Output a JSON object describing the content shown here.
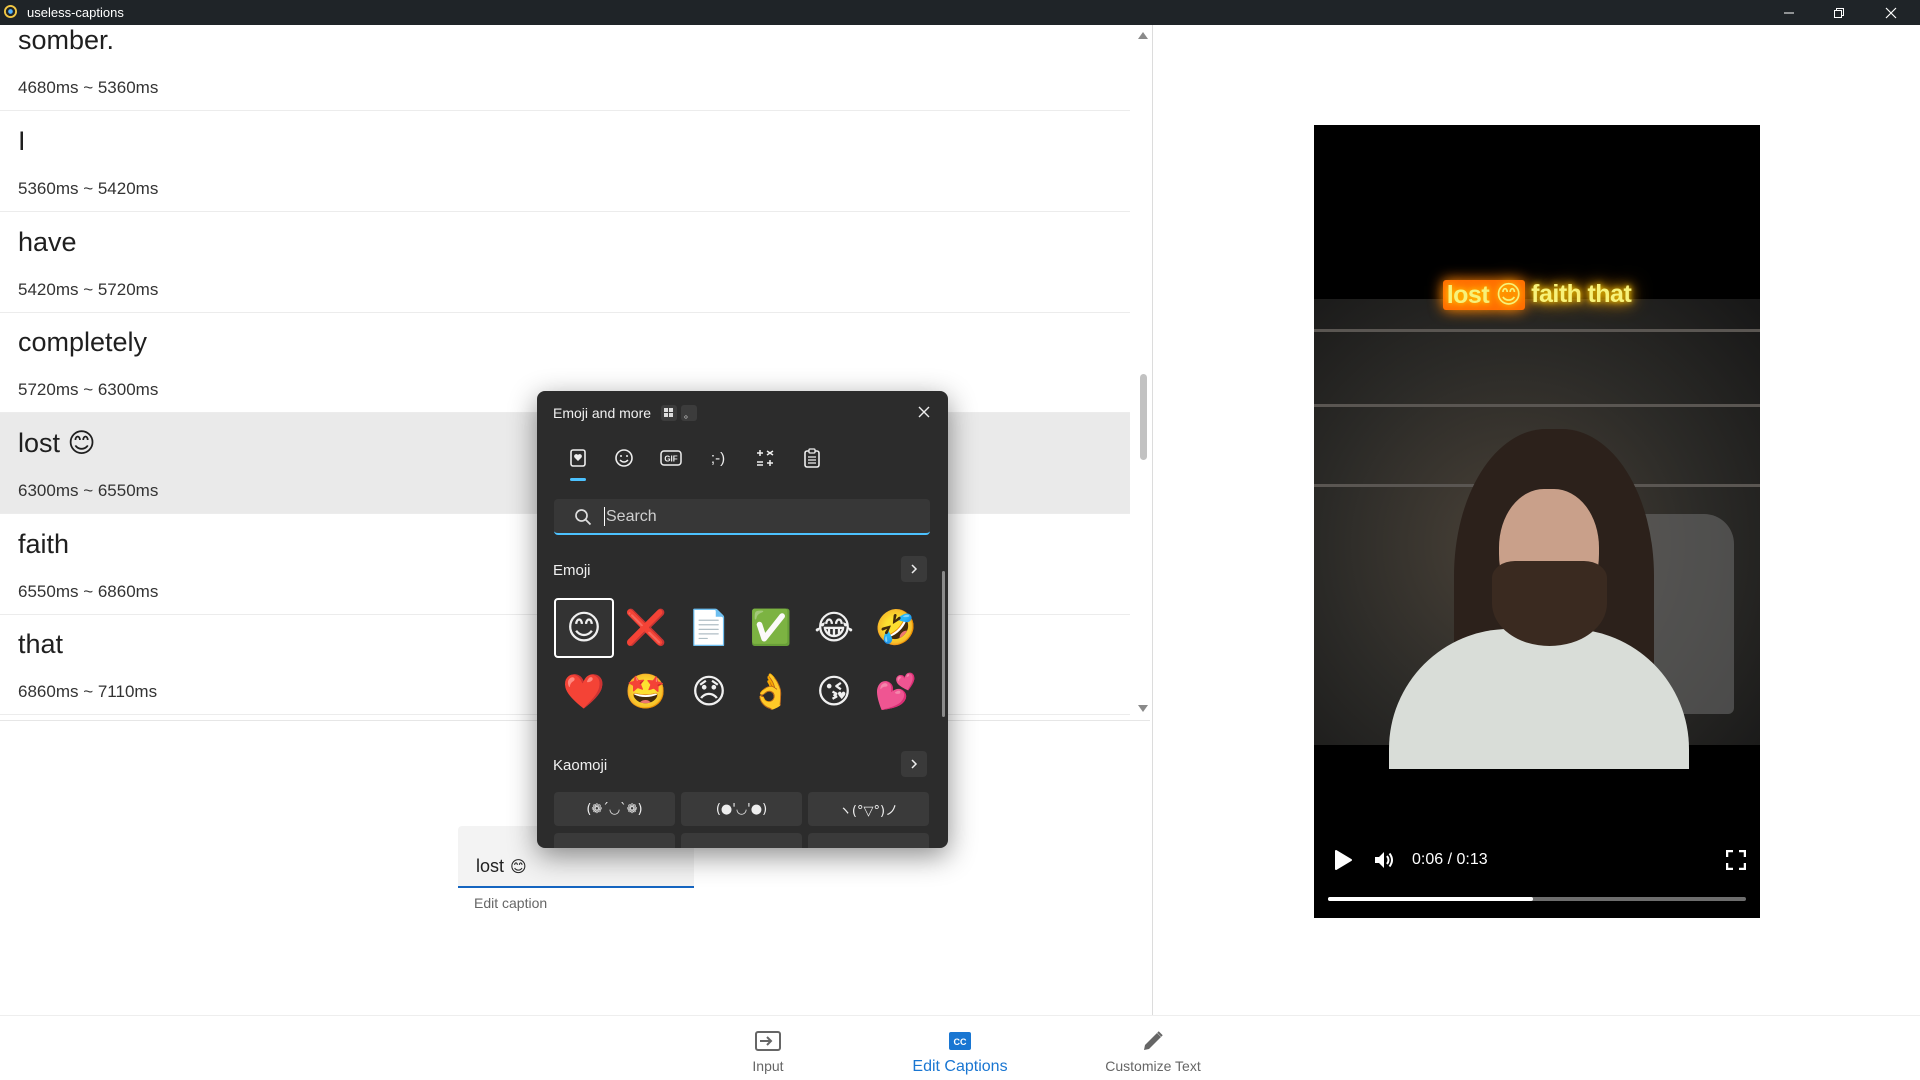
{
  "window": {
    "title": "useless-captions"
  },
  "captions": [
    {
      "word": "somber.",
      "emoji": "",
      "time": "4680ms ~ 5360ms"
    },
    {
      "word": "I",
      "emoji": "",
      "time": "5360ms ~ 5420ms"
    },
    {
      "word": "have",
      "emoji": "",
      "time": "5420ms ~ 5720ms"
    },
    {
      "word": "completely",
      "emoji": "",
      "time": "5720ms ~ 6300ms"
    },
    {
      "word": "lost",
      "emoji": "😊",
      "time": "6300ms ~ 6550ms"
    },
    {
      "word": "faith",
      "emoji": "",
      "time": "6550ms ~ 6860ms"
    },
    {
      "word": "that",
      "emoji": "",
      "time": "6860ms ~ 7110ms"
    }
  ],
  "video": {
    "overlay": {
      "word1": "lost",
      "emoji": "😊",
      "word2": "faith",
      "word3": "that"
    },
    "time": "0:06 / 0:13",
    "progress": 0.49
  },
  "edit": {
    "value": "lost",
    "emoji": "😊",
    "helper": "Edit caption"
  },
  "nav": {
    "input": "Input",
    "edit_captions": "Edit Captions",
    "customize": "Customize Text"
  },
  "emoji_panel": {
    "title": "Emoji and more",
    "badge2": "。",
    "search_placeholder": "Search",
    "section_emoji": "Emoji",
    "section_kaomoji": "Kaomoji",
    "emojis": [
      "😊",
      "❌",
      "📄",
      "✅",
      "😂",
      "🤣",
      "❤️",
      "🤩",
      "😞",
      "👌",
      "😘",
      "💕"
    ],
    "kaomoji": [
      "(❁´◡`❁)",
      "(●'◡'●)",
      "ヽ(°▽°)ノ"
    ],
    "tab_emoticon": ";-)",
    "tab_gif": "GIF"
  },
  "colors": {
    "accent": "#1976d2",
    "selected_row": "#eaeaea",
    "panel_bg": "#2c2c2c",
    "win_accent": "#4cc2ff"
  }
}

**Exercise instructions**
Reproduce the entries exactly. Do not carry over any picture.

**Answer below**
Output a JSON object describing the content shown here.
{
  "window": {
    "title": "useless-captions"
  },
  "captions": [
    {
      "word": "somber.",
      "emoji": "",
      "time": "4680ms ~ 5360ms"
    },
    {
      "word": "I",
      "emoji": "",
      "time": "5360ms ~ 5420ms"
    },
    {
      "word": "have",
      "emoji": "",
      "time": "5420ms ~ 5720ms"
    },
    {
      "word": "completely",
      "emoji": "",
      "time": "5720ms ~ 6300ms"
    },
    {
      "word": "lost",
      "emoji": "😊",
      "time": "6300ms ~ 6550ms"
    },
    {
      "word": "faith",
      "emoji": "",
      "time": "6550ms ~ 6860ms"
    },
    {
      "word": "that",
      "emoji": "",
      "time": "6860ms ~ 7110ms"
    }
  ],
  "video": {
    "overlay": {
      "word1": "lost",
      "emoji": "😊",
      "word2": "faith",
      "word3": "that"
    },
    "time": "0:06 / 0:13",
    "progress": 0.49
  },
  "edit": {
    "value": "lost",
    "emoji": "😊",
    "helper": "Edit caption"
  },
  "nav": {
    "input": "Input",
    "edit_captions": "Edit Captions",
    "customize": "Customize Text"
  },
  "emoji_panel": {
    "title": "Emoji and more",
    "badge2": "。",
    "search_placeholder": "Search",
    "section_emoji": "Emoji",
    "section_kaomoji": "Kaomoji",
    "emojis": [
      "😊",
      "❌",
      "📄",
      "✅",
      "😂",
      "🤣",
      "❤️",
      "🤩",
      "😞",
      "👌",
      "😘",
      "💕"
    ],
    "kaomoji": [
      "(❁´◡`❁)",
      "(●'◡'●)",
      "ヽ(°▽°)ノ"
    ],
    "tab_emoticon": ";-)",
    "tab_gif": "GIF"
  },
  "colors": {
    "accent": "#1976d2",
    "selected_row": "#eaeaea",
    "panel_bg": "#2c2c2c",
    "win_accent": "#4cc2ff"
  }
}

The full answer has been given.